[Collected data entries]
★ ★ ★ ★
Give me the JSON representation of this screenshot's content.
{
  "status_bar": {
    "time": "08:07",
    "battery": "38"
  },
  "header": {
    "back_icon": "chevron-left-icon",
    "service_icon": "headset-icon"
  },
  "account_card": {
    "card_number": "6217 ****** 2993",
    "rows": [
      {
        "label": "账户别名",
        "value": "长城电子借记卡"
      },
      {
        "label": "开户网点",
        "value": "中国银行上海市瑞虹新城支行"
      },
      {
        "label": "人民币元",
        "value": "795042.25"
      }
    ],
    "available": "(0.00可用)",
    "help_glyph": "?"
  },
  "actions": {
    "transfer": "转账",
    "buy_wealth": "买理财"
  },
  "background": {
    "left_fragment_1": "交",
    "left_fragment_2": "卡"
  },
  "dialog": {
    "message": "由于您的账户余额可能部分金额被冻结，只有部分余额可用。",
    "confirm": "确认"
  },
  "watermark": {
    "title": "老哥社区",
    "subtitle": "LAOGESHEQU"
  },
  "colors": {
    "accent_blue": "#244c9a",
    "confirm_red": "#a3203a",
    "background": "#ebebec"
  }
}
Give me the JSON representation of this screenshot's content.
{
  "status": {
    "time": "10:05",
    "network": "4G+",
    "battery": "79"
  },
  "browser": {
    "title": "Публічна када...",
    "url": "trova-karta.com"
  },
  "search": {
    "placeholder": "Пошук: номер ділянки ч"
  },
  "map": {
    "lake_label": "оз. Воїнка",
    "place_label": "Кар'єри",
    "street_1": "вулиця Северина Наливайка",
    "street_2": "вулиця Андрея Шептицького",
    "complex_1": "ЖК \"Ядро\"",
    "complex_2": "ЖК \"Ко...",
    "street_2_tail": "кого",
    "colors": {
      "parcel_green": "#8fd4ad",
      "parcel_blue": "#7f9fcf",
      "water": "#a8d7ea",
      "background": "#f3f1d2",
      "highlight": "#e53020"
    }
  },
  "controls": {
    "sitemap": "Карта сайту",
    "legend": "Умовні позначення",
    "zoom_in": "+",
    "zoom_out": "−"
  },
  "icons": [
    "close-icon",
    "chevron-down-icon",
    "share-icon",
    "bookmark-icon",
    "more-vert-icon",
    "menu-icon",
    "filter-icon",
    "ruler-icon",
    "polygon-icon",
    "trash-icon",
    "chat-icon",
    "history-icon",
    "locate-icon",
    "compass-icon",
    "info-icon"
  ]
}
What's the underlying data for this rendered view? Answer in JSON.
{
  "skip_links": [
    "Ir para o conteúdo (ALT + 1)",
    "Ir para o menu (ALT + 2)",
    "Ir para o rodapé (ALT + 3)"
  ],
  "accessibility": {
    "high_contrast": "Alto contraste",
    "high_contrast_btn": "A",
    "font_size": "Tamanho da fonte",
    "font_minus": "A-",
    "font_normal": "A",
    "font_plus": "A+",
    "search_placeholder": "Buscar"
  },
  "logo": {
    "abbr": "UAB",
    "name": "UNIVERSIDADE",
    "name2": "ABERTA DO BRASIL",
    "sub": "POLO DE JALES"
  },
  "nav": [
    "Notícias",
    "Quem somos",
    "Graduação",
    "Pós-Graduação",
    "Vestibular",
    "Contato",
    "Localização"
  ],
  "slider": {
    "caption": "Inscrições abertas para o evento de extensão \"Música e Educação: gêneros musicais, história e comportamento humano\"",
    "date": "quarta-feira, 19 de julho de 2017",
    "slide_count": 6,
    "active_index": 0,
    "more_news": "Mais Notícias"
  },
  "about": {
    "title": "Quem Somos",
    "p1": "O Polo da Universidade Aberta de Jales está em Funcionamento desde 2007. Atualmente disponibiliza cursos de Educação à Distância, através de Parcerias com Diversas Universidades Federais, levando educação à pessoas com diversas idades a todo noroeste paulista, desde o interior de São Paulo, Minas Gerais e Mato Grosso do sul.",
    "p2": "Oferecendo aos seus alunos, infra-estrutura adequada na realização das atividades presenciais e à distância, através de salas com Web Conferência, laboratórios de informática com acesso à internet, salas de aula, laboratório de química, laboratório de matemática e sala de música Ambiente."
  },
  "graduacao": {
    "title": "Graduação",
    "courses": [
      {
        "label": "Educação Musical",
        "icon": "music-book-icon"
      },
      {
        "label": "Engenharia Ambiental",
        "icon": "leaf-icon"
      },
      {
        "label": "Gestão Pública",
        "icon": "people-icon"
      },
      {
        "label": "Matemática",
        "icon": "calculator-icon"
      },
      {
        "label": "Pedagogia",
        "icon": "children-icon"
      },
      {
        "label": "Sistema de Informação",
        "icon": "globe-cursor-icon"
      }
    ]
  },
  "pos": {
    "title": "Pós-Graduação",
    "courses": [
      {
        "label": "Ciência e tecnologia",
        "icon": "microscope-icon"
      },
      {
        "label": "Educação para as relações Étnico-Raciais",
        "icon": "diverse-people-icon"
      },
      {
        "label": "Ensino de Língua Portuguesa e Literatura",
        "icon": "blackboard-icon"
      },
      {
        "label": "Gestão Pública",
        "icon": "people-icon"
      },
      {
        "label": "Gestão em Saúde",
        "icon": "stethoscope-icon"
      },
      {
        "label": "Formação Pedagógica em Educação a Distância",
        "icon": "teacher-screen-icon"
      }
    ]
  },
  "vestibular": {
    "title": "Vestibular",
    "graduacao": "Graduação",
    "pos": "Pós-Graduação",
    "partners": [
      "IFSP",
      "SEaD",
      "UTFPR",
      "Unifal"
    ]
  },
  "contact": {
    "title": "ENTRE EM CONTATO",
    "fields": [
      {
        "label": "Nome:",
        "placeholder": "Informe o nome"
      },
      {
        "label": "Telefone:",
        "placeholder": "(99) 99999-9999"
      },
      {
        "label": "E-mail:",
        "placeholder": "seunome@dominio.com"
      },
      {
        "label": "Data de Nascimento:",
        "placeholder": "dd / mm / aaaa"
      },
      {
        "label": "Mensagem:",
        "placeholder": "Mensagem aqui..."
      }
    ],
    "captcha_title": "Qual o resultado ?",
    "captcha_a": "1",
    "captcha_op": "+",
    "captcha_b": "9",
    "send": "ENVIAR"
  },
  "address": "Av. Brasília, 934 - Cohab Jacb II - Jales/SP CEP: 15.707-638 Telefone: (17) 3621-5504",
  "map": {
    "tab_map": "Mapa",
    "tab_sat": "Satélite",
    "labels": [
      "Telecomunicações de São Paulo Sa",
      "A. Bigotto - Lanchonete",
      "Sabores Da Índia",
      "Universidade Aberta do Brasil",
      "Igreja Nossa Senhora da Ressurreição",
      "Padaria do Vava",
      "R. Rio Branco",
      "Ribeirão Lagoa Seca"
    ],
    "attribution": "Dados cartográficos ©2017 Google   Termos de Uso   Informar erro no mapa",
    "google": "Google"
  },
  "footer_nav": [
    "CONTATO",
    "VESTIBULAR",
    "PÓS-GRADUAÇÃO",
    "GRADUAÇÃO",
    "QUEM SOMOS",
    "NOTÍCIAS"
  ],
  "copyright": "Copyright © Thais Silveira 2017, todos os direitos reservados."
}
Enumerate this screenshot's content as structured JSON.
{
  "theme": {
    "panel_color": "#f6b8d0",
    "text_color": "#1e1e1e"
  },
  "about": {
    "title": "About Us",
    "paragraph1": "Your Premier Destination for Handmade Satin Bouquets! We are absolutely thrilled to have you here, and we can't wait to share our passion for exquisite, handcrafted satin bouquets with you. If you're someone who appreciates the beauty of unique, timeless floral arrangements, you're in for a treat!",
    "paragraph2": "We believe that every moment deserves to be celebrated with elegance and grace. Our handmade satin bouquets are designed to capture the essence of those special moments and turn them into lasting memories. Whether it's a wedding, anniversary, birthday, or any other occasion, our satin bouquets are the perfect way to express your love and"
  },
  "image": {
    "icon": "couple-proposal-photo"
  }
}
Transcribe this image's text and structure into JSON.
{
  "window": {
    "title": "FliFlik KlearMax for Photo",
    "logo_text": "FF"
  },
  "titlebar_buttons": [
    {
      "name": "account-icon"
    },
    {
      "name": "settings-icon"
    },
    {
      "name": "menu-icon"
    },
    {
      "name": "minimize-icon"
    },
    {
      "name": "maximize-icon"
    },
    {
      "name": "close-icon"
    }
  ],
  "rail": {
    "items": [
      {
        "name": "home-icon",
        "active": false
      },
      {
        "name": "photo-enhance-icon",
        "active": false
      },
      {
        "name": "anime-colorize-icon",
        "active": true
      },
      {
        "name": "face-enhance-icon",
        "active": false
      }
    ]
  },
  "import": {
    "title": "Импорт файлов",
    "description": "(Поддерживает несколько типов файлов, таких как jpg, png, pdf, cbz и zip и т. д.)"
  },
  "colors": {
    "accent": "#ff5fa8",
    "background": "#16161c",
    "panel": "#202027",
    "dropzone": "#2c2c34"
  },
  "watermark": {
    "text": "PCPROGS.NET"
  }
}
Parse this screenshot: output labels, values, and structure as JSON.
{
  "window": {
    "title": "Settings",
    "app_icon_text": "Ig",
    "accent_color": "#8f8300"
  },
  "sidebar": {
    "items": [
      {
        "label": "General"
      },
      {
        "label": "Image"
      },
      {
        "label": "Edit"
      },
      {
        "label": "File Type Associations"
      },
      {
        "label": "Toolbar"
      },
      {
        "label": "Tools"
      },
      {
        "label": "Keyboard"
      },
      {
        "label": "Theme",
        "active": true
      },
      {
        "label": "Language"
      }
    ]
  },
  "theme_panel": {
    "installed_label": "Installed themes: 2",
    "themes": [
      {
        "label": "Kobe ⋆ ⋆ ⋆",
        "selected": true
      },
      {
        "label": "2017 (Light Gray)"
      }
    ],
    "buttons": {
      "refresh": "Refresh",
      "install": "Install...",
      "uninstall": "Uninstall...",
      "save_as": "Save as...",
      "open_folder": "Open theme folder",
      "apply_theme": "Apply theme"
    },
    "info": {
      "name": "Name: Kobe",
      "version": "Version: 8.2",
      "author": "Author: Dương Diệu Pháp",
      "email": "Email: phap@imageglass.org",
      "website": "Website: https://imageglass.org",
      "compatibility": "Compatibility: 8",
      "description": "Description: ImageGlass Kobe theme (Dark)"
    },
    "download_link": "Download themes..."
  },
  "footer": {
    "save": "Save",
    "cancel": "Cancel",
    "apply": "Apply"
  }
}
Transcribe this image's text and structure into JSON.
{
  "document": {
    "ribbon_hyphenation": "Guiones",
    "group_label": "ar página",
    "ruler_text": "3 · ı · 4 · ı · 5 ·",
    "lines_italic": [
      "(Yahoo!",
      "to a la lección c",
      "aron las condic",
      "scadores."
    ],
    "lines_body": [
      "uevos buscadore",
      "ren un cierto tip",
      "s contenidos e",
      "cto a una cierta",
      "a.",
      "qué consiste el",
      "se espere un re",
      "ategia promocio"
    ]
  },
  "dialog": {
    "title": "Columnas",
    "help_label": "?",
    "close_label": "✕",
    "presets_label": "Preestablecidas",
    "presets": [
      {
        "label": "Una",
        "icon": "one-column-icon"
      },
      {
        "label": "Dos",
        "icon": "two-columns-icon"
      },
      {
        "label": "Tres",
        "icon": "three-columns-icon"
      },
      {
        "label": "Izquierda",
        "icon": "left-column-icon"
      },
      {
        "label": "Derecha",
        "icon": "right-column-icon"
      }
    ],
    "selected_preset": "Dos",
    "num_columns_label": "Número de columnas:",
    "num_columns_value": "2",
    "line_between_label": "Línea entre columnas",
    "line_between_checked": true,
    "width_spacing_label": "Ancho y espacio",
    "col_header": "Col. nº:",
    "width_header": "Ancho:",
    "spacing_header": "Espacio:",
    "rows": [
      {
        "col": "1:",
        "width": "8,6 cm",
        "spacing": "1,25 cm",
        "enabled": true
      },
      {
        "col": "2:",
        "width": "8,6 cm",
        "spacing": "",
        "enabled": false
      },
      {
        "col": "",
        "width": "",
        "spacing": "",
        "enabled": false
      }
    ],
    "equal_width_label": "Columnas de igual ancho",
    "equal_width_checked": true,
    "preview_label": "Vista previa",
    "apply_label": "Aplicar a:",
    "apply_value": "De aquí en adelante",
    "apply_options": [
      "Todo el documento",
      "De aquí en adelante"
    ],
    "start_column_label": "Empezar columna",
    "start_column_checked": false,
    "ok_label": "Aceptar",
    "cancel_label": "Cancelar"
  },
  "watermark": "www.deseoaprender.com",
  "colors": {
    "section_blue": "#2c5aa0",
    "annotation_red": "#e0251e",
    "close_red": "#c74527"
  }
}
★ ★ ★ ★
WORK TO BE COMPLETED
Find all lines holding the string "labels" and copy them.

TASK RESPONSE
    "labels": [
Parse this screenshot: output labels, values, and structure as JSON.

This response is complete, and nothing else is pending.